== Exercise data ==

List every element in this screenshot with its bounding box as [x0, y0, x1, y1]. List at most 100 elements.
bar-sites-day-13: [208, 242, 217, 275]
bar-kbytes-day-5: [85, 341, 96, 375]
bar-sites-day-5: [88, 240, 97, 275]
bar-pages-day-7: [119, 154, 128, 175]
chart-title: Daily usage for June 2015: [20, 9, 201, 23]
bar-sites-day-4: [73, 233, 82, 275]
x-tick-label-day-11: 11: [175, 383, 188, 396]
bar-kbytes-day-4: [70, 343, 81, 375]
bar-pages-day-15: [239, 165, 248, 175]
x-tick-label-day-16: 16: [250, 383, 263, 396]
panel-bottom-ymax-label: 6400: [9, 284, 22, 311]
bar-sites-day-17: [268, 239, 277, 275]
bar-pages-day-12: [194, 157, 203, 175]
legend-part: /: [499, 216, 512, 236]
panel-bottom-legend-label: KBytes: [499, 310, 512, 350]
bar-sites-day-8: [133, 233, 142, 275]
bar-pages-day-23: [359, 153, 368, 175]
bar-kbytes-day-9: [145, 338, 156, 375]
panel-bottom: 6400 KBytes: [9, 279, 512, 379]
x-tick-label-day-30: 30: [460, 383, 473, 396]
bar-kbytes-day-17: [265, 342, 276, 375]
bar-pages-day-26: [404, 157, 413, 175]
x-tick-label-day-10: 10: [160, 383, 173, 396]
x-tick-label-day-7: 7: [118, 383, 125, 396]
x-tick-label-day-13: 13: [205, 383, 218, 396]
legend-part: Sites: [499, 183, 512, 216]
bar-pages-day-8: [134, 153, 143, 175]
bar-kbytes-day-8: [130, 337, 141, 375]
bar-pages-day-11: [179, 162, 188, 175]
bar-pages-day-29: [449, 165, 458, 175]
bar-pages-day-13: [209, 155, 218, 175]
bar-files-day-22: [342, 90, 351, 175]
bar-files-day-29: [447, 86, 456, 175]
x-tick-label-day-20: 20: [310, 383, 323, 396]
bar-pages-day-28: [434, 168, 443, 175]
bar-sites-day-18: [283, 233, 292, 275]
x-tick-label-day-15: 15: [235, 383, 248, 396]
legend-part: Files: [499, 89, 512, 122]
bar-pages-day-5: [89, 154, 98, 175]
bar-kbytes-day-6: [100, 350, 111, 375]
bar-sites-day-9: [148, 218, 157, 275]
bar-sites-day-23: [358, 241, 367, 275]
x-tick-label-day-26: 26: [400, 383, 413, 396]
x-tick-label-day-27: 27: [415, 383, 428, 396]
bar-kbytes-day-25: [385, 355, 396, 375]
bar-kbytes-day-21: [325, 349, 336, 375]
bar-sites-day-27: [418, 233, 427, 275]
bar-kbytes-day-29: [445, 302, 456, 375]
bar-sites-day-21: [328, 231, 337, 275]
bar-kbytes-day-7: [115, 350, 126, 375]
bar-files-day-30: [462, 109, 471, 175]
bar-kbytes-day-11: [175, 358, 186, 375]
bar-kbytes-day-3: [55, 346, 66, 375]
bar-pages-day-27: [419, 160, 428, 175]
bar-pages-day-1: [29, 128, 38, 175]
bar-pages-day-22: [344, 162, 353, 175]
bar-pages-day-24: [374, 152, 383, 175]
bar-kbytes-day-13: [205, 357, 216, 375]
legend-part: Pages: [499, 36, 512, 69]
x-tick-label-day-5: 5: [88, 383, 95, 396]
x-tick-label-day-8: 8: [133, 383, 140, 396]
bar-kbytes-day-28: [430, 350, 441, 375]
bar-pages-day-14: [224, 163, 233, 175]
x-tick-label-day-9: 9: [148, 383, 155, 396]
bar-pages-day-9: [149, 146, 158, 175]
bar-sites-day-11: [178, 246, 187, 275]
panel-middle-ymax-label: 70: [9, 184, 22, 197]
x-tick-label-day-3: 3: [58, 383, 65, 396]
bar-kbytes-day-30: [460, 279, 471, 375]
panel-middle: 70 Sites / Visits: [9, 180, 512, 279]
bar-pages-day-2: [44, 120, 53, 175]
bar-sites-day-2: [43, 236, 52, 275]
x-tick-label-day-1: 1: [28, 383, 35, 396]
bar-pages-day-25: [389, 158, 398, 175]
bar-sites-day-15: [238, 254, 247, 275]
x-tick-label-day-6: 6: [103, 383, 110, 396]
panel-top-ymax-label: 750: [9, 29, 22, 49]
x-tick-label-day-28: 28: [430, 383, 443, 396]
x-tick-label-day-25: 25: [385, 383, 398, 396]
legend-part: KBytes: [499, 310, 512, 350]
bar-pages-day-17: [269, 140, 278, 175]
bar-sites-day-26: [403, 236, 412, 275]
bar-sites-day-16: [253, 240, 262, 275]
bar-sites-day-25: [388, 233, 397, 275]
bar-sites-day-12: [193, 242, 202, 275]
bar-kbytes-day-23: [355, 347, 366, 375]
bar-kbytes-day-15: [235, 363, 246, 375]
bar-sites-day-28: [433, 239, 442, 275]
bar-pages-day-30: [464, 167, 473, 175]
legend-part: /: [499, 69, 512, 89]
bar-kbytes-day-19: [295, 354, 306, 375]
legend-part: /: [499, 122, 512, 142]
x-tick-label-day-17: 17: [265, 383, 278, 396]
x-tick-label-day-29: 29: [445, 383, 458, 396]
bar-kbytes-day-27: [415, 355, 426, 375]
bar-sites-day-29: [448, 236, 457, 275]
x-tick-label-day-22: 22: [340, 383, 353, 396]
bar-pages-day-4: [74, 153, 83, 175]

===

**What the exercise asks**
Reproduce verbatim the rows from the start through the line containing "chart-title: Daily usage", including that line.

**Completed task**
List every element in this screenshot with its bounding box as [x0, y0, x1, y1]. List at most 100 elements.
bar-sites-day-13: [208, 242, 217, 275]
bar-kbytes-day-5: [85, 341, 96, 375]
bar-sites-day-5: [88, 240, 97, 275]
bar-pages-day-7: [119, 154, 128, 175]
chart-title: Daily usage for June 2015: [20, 9, 201, 23]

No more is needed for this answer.